- [SOURCE TEXT]
* * *
Here is a list of all the postings Steve Garnett has made in our forums. Click on a thread name to jump to the thread.

Thread: Murad bormilathe on ebay
10/09/2015 16:59:35

Hi - long time no speak. Been busy with a load of other stuff. Still am, in fact.

But since I've had a Bormilathe for several years now, I can tell you a bit more about how it behaves - and with a few caveats, it's not as bad as you might think. Yes, I have it for reasons alluded to above - you can put flywheels on it, which I can't on the Kerry. Well not very big ones, anyway.

As far as rigidity goes, it's not bad - as long as you take a few precautions, primarily remembering to lock the vertical slide holding the headstock in place after you've moved it. If I put a dial guage (mounted on the milling table) on the inside of the spindle, I have to put one heck of a lot of force into the headstock before there's even a hint of movement on the dial - and this is a 0.0001" guage. Likewise, there's no perceptible run-out in the spindle either when you rotate it. The last job I used it for was as a horizontal mill, to cut a vee in a chunk of mild steel to use as a new base for a fixed steady for the Kerry. It didn't bat an eyelid. But there again, I've also reworked the cross-slide somewhat, which has also helped. So I'd say that yes, you can do serious work with it - as long as you have your eyes open.
* * *
From the forum post about the Bormilathe, list every named part of the Bormilathe itself that the writer mentions.

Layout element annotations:
* * *
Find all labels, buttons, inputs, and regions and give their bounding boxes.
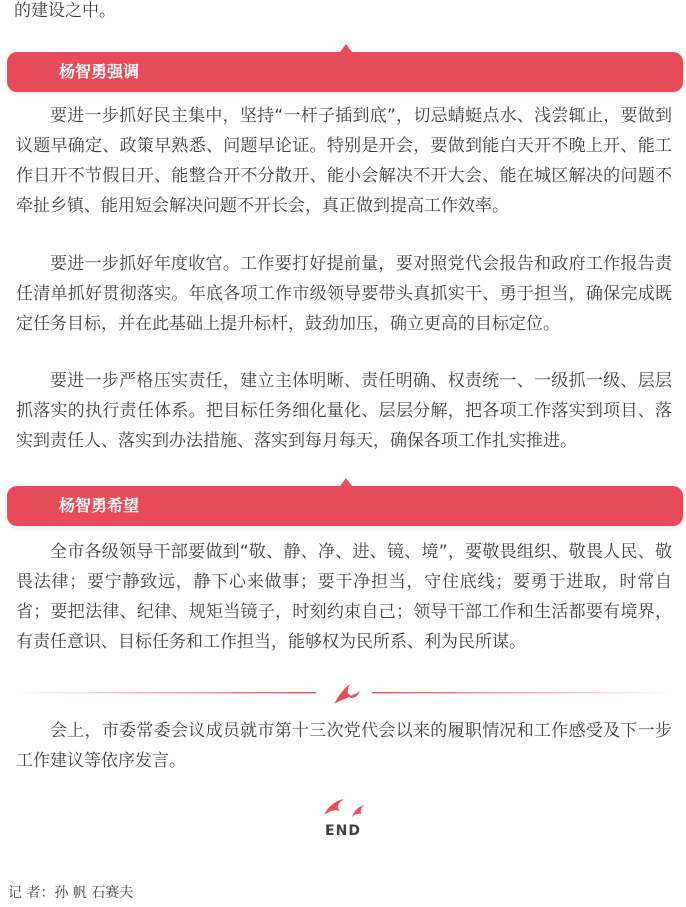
section-title: 杨智勇强调 [59,62,140,81]
paragraph: 要进一步抓好年度收官。工作要打好提前量，要对照党代会报告和政府工作报告责任清单抓好贯彻落实。年底各项工作市级领导要带头真抓实干、勇于担当，确保完成既定任务目标，并在此基础上提升标杆，鼓劲加压，确立更高的目标定位。 [16,254,672,334]
banner-notch [340,44,352,52]
paragraph: 全市各级领导干部要做到“敬、静、净、进、镜、境”，要敬畏组织、敬畏人民、敬畏法律；要宁静致远，静下心来做事；要干净担当，守住底线；要勇于进取，时常自省；要把法律、纪律、规矩当镜子，时刻约束自己；领导干部工作和生活都要有境界，有责任意识、目标任务和工作担当，能够权为民所系、利为民所谋。 [16,542,672,652]
end-mark [300,795,386,845]
paragraph: 要进一步严格压实责任，建立主体明晰、责任明确、权责统一、一级抓一级、层层抓落实的执行责任体系。把目标任务细化量化、层层分解，把各项工作落实到项目、落实到责任人、落实到办法措施、落实到每月每天，确保各项工作扎实推进。 [16,371,672,451]
section-title: 杨智勇希望 [59,496,140,515]
section-banner-emphasis [7,52,683,92]
paragraph: 会上，市委常委会议成员就市第十三次党代会以来的履职情况和工作感受及下一步工作建议等依序发言。 [16,721,672,771]
birds-icon [300,795,386,823]
intro-tail-text: 的建设之中。 [14,1,116,21]
decorative-divider [16,680,672,706]
reporter-byline: 记 者：孙 帆 石赛夫 [8,885,134,901]
paragraph: 要进一步抓好民主集中，坚持“一杆子插到底”，切忌蜻蜓点水、浅尝辄止，要做到议题早确定、政策早熟悉、问题早论证。特别是开会，要做到能白天开不晚上开、能工作日开不节假日开、能整合开不分散开、能小会解决不开大会、能在城区解决的问题不牵扯乡镇、能用短会解决问题不开长会，真正做到提高工作效率。 [16,106,672,216]
section-banner-hope [7,486,683,526]
end-label: END [325,823,361,839]
swallow-icon [334,684,360,704]
banner-notch [340,478,352,486]
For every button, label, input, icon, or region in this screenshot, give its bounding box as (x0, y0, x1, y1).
* * *
- [SOLUTION BELOW]
- Vertical slide
- Headstock
- Spindle
- Milling table
- Cross-slide